WHAT YOU ARE ASKED TO DO:
Across the listing below, count the lines that mention the string "Secondary". Reply with the figure only.

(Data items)

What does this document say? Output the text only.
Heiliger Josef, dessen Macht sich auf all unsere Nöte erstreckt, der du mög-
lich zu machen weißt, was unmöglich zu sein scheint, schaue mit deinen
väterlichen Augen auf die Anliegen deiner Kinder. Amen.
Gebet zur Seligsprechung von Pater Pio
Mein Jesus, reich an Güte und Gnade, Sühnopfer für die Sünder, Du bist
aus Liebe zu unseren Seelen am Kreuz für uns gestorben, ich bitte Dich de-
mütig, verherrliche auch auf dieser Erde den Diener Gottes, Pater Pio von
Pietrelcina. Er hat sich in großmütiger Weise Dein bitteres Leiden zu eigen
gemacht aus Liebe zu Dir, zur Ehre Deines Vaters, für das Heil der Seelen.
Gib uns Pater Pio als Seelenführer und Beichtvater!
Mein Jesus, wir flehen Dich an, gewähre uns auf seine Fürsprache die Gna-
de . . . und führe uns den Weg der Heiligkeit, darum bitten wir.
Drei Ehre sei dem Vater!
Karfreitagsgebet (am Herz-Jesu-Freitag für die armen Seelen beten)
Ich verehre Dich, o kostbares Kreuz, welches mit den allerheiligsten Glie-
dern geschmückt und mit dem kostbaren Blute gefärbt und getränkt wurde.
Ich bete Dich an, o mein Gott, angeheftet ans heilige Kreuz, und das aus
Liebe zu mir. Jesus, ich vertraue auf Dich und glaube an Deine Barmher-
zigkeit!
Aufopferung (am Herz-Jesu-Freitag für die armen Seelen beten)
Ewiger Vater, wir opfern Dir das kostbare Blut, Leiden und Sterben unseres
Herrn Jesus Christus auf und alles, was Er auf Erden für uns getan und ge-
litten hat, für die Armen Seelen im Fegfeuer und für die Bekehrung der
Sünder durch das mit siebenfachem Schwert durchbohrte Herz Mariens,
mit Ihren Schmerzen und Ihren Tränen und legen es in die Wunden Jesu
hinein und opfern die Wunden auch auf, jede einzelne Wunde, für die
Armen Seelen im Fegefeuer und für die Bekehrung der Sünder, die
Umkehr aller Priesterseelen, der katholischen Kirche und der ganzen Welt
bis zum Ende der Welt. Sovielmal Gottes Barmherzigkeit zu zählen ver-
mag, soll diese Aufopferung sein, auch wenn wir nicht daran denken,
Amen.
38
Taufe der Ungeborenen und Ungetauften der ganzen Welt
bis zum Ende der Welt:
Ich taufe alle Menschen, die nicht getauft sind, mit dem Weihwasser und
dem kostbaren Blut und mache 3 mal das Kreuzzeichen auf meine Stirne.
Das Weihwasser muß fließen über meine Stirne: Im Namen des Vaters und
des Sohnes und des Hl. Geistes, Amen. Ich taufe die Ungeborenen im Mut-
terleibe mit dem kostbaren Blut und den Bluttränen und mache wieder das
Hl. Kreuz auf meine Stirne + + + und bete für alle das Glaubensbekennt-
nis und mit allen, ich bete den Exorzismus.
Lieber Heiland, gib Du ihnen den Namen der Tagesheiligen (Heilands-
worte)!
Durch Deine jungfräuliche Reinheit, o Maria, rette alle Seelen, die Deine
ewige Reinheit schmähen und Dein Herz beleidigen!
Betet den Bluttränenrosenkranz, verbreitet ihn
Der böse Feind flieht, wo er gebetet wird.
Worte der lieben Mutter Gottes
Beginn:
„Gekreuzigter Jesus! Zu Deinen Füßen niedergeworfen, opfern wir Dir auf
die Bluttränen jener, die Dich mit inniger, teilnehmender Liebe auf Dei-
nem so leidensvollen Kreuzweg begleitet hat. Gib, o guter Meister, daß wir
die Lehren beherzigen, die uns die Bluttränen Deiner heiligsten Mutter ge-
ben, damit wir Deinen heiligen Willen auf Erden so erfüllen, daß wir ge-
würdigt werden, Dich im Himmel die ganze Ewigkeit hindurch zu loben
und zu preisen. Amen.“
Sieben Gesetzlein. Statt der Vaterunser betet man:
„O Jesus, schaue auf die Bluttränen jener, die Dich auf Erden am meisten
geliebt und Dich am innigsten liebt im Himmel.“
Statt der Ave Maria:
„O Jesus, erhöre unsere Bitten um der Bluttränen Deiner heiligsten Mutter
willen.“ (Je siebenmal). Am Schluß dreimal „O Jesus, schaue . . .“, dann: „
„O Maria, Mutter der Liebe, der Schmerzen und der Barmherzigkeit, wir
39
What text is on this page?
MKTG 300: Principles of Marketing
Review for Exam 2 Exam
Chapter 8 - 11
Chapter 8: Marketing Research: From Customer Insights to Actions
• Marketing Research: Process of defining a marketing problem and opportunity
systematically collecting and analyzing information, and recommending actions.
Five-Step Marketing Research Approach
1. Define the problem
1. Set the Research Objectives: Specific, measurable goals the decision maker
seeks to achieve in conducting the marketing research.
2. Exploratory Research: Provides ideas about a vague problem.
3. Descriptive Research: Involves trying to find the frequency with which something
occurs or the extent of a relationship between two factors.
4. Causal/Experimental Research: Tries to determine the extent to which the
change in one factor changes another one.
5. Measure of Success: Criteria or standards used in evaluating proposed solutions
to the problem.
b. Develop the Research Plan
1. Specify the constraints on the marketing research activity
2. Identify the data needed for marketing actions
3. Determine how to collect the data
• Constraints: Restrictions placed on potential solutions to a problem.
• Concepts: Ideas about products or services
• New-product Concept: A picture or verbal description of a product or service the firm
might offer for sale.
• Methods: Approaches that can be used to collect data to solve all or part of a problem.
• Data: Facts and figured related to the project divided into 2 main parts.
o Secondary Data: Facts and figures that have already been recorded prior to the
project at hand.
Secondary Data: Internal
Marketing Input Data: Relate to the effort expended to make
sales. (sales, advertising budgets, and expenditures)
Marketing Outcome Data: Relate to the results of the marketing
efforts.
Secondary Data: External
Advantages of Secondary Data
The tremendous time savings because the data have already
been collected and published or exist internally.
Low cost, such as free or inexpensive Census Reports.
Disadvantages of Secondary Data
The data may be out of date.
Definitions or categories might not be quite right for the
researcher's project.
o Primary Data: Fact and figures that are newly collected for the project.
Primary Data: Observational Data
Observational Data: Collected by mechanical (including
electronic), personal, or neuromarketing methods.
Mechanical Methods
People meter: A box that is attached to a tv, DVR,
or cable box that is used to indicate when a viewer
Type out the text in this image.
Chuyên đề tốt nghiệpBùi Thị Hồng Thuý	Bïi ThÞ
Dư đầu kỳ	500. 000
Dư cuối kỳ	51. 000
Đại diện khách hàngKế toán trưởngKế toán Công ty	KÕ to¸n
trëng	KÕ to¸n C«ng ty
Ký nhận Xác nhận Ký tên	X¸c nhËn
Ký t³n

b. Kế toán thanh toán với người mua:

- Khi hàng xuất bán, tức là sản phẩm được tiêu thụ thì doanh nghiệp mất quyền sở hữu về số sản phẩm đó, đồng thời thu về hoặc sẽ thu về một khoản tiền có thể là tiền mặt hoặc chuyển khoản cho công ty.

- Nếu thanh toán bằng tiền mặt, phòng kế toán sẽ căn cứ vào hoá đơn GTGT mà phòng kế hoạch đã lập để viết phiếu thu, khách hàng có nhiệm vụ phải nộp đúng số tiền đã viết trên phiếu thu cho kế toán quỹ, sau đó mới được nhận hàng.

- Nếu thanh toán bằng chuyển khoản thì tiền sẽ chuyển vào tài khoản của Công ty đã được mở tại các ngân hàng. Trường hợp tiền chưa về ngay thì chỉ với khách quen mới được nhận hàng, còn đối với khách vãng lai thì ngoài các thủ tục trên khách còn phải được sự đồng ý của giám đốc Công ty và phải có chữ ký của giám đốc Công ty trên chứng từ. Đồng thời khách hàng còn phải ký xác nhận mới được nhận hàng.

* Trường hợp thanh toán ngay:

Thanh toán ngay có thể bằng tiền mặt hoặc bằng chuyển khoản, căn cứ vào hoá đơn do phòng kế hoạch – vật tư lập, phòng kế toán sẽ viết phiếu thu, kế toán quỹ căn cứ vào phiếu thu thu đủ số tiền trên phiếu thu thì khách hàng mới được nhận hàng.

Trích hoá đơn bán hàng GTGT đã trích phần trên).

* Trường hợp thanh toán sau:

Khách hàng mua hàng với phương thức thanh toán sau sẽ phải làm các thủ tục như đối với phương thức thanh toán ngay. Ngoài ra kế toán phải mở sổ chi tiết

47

EXERCISE OUTPUT:
5